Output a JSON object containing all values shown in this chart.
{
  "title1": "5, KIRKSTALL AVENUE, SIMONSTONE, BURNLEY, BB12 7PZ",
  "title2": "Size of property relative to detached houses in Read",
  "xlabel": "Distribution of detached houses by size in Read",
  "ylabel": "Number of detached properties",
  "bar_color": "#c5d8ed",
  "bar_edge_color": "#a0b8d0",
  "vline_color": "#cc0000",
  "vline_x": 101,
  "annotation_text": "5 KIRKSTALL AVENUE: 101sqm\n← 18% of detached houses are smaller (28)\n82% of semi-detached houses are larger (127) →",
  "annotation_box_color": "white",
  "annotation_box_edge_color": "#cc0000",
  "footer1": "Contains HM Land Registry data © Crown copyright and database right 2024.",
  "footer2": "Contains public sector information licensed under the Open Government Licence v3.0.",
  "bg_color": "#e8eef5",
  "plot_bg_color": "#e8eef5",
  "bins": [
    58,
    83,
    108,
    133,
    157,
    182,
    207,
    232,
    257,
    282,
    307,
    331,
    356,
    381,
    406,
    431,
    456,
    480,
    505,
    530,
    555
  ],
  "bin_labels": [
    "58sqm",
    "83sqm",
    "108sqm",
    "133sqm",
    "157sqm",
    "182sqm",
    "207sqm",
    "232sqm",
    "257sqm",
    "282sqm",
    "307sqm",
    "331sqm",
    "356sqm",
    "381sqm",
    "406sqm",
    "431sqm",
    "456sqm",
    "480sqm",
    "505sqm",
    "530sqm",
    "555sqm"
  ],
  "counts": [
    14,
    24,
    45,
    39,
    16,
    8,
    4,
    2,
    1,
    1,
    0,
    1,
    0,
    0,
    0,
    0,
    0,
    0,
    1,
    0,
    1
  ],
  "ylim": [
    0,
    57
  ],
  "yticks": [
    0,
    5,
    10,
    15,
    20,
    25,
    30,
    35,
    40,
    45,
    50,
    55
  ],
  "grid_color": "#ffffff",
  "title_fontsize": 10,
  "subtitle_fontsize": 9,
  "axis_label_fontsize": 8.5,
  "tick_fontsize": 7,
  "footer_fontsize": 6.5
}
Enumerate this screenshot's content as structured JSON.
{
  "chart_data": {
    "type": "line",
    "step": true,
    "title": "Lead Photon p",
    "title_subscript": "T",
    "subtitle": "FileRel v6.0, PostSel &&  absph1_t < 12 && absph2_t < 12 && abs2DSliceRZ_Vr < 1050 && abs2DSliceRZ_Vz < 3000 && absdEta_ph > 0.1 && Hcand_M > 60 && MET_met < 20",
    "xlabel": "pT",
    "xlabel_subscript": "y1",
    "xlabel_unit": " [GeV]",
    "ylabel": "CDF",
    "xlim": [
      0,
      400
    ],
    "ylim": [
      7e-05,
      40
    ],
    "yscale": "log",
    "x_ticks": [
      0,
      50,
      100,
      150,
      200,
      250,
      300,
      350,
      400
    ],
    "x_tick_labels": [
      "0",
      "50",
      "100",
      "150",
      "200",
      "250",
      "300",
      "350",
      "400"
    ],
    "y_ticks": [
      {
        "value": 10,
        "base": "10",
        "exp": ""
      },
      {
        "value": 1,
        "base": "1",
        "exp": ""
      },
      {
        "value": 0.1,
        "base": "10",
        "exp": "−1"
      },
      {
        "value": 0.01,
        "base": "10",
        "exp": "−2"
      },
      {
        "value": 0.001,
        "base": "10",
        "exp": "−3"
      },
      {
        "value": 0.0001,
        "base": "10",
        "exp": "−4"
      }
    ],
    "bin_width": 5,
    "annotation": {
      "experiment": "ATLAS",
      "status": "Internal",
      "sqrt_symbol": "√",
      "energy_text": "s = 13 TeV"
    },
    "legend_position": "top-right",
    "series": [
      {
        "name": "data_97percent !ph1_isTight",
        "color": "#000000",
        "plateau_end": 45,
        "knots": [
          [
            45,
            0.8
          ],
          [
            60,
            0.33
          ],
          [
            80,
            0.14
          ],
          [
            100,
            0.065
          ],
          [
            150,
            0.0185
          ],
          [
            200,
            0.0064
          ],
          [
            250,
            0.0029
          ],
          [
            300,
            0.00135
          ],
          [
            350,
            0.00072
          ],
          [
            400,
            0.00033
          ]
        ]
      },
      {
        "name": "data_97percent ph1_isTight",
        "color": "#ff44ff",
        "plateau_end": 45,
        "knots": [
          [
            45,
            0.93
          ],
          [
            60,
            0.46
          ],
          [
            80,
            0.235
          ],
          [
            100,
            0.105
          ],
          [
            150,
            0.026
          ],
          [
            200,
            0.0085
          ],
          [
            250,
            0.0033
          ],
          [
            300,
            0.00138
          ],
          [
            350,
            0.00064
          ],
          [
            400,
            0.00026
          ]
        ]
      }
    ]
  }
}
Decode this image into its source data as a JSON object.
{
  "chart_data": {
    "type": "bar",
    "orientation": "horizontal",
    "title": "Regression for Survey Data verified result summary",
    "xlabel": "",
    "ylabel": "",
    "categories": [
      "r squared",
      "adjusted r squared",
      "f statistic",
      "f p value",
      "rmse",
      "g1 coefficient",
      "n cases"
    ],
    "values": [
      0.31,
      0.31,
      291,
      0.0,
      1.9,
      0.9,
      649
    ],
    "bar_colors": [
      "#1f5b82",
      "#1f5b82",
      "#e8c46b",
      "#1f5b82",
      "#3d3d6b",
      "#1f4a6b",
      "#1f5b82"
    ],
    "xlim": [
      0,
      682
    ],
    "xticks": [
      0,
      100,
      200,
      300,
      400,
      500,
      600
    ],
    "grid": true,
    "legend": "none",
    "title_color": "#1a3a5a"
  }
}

++++++++++

#### The exercise
Say how many lines of the data include the string "detached". Nothing other than the number should be given.

#### Answer to the problem
4